▶ Task statement
Look through the records below, and copy out every line that holds the string "Policy".
##########
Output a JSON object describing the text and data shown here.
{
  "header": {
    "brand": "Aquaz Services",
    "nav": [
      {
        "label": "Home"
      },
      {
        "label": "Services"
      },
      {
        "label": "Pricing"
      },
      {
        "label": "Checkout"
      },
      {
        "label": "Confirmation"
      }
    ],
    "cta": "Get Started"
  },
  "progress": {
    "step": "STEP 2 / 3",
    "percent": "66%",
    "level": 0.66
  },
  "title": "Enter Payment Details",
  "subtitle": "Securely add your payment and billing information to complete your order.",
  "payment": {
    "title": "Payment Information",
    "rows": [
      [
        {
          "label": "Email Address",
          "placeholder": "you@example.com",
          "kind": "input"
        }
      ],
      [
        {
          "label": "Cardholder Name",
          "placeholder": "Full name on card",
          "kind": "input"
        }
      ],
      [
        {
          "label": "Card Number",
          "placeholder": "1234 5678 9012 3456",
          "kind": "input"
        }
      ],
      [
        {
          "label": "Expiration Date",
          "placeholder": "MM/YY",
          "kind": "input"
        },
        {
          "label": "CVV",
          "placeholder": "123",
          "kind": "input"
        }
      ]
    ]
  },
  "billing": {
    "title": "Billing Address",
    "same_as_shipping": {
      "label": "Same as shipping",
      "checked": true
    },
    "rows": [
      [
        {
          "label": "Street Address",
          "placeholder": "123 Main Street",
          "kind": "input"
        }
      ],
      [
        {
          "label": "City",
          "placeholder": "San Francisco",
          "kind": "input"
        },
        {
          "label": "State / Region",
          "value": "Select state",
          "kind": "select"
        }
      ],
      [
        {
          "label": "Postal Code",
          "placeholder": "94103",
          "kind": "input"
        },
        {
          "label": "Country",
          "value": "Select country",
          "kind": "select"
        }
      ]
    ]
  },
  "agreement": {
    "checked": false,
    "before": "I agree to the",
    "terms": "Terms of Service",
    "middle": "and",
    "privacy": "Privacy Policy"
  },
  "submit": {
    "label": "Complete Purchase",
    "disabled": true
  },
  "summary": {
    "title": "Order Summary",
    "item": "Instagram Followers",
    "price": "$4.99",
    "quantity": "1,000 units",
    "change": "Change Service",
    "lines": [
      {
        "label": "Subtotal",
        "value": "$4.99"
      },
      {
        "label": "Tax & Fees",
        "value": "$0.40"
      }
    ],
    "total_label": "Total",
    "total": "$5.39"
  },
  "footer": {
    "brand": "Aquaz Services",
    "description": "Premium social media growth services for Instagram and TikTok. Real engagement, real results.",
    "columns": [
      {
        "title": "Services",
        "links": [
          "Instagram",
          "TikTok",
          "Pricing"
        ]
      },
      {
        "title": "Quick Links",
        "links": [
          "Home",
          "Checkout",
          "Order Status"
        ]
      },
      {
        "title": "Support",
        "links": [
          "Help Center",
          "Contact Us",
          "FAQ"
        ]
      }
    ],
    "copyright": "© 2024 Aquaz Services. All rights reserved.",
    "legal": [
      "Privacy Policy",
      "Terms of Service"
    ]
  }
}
##########
▶ Written answer
    "privacy": "Privacy Policy"
      "Privacy Policy",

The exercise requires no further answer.